▶ _WHAT YOU NEED TO DO_
In the records that follow, locate every line with "title" and extract it.

▶ _GIVEN RECORDS_
——————

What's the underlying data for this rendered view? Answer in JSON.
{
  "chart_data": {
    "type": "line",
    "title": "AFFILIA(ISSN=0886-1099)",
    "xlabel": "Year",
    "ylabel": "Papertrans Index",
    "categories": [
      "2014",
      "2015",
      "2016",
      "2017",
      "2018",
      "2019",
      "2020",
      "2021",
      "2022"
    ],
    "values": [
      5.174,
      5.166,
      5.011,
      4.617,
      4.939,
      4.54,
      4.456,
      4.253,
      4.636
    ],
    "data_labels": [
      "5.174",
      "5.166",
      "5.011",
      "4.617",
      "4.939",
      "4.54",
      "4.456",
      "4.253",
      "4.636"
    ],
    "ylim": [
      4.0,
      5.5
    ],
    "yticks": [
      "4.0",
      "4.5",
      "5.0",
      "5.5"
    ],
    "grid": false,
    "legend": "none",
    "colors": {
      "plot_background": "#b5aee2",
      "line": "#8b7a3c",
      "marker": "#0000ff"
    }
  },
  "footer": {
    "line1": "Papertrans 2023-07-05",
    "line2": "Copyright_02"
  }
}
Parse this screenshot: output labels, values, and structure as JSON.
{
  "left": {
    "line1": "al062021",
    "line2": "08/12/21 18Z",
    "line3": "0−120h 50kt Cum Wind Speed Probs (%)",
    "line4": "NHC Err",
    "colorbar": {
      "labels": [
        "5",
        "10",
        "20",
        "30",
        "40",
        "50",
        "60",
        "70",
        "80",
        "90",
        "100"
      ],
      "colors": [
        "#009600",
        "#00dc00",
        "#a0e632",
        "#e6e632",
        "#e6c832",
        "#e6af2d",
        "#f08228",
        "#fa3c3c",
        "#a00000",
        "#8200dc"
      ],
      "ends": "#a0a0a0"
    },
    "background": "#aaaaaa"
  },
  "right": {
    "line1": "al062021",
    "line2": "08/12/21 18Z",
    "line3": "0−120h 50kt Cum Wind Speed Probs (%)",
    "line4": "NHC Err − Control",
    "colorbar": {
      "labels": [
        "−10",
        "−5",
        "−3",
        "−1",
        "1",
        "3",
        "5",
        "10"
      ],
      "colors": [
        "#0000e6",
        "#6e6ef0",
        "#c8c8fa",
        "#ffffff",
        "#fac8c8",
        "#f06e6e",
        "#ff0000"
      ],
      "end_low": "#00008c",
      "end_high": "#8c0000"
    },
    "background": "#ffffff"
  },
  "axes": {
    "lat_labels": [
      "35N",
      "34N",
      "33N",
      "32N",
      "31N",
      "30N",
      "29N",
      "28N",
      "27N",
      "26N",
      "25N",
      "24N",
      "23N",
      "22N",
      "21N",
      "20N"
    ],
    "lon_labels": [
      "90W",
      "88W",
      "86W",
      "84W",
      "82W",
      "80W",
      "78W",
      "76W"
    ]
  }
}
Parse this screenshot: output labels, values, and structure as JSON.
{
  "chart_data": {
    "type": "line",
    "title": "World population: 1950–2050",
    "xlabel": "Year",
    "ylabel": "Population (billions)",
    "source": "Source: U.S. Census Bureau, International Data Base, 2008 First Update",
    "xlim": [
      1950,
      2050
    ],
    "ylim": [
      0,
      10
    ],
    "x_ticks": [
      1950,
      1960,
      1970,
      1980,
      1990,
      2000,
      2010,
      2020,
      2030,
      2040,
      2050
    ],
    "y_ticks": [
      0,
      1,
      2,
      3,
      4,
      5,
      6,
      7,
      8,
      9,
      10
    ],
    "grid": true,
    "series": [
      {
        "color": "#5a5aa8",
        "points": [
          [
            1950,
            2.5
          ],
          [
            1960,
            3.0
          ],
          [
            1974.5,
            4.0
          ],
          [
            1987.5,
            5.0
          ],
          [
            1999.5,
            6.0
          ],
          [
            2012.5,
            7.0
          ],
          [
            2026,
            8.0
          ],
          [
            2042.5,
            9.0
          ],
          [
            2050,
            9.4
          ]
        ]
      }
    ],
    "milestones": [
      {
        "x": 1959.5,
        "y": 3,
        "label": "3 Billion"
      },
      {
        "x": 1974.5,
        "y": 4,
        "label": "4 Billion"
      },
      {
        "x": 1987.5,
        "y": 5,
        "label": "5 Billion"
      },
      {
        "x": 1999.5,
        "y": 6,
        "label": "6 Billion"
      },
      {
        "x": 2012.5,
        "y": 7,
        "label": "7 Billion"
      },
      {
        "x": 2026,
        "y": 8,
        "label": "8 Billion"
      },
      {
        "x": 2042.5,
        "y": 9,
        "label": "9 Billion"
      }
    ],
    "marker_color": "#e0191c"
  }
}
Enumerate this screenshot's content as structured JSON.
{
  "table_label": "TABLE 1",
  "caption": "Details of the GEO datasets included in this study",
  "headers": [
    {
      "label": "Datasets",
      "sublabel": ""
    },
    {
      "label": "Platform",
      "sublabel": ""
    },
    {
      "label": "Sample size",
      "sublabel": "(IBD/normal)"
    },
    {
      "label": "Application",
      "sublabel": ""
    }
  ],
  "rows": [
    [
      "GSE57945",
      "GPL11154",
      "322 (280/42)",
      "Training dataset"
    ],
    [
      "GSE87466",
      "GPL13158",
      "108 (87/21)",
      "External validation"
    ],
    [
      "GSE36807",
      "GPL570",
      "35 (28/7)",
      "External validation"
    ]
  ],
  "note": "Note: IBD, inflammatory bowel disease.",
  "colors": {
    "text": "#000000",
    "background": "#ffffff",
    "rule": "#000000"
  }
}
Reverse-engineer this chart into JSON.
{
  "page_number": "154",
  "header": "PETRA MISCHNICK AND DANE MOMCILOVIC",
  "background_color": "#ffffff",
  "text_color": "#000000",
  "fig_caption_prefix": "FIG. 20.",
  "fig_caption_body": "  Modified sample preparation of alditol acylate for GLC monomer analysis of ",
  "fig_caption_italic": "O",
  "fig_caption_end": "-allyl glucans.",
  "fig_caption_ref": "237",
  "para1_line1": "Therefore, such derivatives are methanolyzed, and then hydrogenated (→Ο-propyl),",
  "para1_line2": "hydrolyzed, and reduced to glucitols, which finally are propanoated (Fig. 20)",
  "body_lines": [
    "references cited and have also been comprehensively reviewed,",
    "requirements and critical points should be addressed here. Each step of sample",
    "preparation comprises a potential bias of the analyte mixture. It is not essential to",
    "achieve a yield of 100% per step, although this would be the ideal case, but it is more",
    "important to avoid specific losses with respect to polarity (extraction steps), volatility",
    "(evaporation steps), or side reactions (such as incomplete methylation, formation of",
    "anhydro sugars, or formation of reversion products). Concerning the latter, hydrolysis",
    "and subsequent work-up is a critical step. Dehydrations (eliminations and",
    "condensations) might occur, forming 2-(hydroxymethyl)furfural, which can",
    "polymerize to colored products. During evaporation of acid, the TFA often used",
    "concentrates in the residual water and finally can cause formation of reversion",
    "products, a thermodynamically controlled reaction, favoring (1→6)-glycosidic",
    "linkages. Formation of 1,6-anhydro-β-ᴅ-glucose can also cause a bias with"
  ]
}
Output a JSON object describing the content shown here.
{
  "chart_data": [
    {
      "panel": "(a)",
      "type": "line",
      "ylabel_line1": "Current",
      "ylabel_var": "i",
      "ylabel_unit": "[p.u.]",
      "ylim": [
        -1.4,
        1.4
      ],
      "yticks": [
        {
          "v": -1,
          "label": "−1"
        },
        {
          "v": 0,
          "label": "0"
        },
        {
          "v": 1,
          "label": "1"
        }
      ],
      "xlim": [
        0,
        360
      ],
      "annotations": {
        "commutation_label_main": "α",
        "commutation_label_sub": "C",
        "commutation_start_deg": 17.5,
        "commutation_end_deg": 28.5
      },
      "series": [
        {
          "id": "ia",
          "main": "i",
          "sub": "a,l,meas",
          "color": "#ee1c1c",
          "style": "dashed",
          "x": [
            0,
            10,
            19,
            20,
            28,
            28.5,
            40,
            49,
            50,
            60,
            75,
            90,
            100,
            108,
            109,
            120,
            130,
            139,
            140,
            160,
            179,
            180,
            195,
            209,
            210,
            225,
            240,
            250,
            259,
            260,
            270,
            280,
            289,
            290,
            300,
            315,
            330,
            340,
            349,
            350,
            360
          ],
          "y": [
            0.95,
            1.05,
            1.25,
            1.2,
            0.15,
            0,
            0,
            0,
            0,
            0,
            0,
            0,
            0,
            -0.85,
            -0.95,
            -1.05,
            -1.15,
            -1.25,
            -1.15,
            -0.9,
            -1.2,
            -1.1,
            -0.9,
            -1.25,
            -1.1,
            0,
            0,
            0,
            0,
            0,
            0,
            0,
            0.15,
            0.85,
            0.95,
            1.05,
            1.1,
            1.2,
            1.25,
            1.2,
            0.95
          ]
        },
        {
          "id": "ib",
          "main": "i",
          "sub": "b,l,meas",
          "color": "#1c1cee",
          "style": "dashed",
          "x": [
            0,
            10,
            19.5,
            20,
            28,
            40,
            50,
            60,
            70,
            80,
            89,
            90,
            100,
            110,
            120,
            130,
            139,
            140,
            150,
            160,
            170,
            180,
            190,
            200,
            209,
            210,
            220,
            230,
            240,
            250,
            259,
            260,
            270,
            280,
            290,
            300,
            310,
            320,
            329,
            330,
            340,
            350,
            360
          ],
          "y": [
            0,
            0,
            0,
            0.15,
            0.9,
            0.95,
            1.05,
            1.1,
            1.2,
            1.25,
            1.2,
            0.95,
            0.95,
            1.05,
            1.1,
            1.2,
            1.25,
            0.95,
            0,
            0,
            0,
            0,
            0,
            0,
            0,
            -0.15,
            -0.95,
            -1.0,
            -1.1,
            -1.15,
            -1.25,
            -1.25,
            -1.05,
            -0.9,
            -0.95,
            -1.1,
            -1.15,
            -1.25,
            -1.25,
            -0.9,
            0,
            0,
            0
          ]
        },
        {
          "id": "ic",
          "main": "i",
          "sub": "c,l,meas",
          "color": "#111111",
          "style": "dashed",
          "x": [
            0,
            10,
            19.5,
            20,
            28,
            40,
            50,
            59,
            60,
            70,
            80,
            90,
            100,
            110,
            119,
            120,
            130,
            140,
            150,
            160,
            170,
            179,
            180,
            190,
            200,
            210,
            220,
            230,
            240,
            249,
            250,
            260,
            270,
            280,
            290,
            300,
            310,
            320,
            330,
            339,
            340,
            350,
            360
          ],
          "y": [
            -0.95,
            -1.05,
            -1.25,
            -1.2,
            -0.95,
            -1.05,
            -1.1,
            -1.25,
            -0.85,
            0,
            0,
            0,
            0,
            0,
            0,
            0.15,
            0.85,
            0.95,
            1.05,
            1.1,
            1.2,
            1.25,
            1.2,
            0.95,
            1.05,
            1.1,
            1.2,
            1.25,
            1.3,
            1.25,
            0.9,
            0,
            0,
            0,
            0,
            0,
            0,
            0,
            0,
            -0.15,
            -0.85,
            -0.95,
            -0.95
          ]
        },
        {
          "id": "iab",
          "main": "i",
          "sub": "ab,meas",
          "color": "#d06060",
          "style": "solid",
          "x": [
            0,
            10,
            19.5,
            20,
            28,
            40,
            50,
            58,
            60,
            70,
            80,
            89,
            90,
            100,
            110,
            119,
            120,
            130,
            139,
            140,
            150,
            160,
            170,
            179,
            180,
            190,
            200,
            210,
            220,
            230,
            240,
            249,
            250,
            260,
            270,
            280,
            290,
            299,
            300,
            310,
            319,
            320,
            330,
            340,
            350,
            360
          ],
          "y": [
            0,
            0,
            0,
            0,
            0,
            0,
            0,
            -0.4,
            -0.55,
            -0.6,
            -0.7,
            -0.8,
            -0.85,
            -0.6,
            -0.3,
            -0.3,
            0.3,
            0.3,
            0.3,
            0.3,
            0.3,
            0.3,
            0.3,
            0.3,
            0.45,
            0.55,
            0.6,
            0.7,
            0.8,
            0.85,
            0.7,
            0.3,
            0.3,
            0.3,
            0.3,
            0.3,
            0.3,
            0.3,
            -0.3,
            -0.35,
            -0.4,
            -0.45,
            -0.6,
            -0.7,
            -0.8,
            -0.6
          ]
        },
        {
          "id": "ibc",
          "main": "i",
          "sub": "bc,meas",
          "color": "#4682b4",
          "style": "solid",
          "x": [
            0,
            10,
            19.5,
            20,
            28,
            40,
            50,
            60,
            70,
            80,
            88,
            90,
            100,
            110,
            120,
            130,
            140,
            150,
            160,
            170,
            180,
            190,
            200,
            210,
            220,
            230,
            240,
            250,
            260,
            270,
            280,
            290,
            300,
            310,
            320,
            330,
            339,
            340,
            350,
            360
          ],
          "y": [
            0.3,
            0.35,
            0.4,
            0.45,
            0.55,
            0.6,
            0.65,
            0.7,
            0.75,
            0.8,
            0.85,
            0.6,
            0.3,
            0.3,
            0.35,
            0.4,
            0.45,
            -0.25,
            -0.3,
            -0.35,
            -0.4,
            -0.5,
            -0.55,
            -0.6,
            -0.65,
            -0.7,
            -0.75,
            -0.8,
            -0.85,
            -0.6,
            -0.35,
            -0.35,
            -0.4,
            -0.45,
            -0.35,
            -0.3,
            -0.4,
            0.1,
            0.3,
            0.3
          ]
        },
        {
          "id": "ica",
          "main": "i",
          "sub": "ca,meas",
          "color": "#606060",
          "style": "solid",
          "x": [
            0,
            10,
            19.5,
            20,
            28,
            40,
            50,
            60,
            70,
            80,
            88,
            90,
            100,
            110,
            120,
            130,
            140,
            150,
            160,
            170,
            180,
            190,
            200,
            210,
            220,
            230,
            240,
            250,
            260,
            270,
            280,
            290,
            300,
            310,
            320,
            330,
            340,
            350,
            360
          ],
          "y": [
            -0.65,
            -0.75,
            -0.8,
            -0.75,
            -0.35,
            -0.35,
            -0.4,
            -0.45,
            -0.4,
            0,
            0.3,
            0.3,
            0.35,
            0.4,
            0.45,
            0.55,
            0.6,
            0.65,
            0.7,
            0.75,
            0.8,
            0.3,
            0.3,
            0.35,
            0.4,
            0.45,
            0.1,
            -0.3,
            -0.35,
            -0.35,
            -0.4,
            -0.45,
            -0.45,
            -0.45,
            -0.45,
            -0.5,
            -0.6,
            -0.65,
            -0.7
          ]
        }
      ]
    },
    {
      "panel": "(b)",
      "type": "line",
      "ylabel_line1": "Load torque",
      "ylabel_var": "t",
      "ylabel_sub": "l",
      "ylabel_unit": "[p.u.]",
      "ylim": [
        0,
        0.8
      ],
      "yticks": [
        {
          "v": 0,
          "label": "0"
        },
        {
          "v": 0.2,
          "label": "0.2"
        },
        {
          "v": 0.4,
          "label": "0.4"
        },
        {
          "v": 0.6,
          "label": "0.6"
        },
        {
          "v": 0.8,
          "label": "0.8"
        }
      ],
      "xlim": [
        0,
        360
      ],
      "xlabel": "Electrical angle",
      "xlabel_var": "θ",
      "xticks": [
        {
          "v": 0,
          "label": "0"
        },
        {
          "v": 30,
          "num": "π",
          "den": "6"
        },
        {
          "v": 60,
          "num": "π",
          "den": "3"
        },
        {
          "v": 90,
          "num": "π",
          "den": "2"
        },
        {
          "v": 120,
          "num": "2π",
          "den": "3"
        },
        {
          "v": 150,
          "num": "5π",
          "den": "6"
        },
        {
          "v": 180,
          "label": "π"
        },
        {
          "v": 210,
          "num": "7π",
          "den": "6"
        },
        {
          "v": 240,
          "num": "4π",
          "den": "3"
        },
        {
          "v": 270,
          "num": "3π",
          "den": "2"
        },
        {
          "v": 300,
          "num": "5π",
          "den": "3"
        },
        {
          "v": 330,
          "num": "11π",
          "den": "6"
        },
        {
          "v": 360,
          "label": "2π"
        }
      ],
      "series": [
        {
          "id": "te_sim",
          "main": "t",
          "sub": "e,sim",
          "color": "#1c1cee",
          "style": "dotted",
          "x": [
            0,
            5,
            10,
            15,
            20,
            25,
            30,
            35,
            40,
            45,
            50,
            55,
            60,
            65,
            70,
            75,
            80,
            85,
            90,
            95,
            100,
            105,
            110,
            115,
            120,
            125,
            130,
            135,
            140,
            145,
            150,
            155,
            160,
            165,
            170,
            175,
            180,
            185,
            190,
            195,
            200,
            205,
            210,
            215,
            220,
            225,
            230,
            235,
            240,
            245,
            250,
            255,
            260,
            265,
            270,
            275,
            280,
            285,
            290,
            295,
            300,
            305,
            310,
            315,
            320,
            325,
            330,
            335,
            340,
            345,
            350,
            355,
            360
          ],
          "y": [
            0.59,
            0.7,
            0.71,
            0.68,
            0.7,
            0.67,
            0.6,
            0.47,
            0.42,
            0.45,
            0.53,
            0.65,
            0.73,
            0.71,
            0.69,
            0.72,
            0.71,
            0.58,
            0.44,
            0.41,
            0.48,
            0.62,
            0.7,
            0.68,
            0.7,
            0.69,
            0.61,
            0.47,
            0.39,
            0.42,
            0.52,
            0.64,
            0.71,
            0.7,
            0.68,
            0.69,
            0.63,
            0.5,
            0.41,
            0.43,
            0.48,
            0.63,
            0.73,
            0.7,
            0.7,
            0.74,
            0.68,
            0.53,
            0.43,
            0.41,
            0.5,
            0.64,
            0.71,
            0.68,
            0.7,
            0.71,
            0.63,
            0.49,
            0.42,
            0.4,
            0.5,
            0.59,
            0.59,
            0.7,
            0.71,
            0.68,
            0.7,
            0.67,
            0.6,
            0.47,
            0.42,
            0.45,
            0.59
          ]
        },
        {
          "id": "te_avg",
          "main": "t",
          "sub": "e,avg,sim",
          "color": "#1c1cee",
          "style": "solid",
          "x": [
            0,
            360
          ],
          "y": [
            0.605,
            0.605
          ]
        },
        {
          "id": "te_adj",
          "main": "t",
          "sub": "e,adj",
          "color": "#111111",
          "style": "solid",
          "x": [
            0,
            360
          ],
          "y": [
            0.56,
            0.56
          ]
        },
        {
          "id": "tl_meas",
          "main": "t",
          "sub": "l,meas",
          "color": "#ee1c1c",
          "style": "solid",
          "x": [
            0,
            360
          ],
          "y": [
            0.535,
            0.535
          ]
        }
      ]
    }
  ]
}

——————

▶ _SOLUTION FOR THIS EXERCISE_
    "title": "AFFILIA(ISSN=0886-1099)",
    "title": "World population: 1950–2050",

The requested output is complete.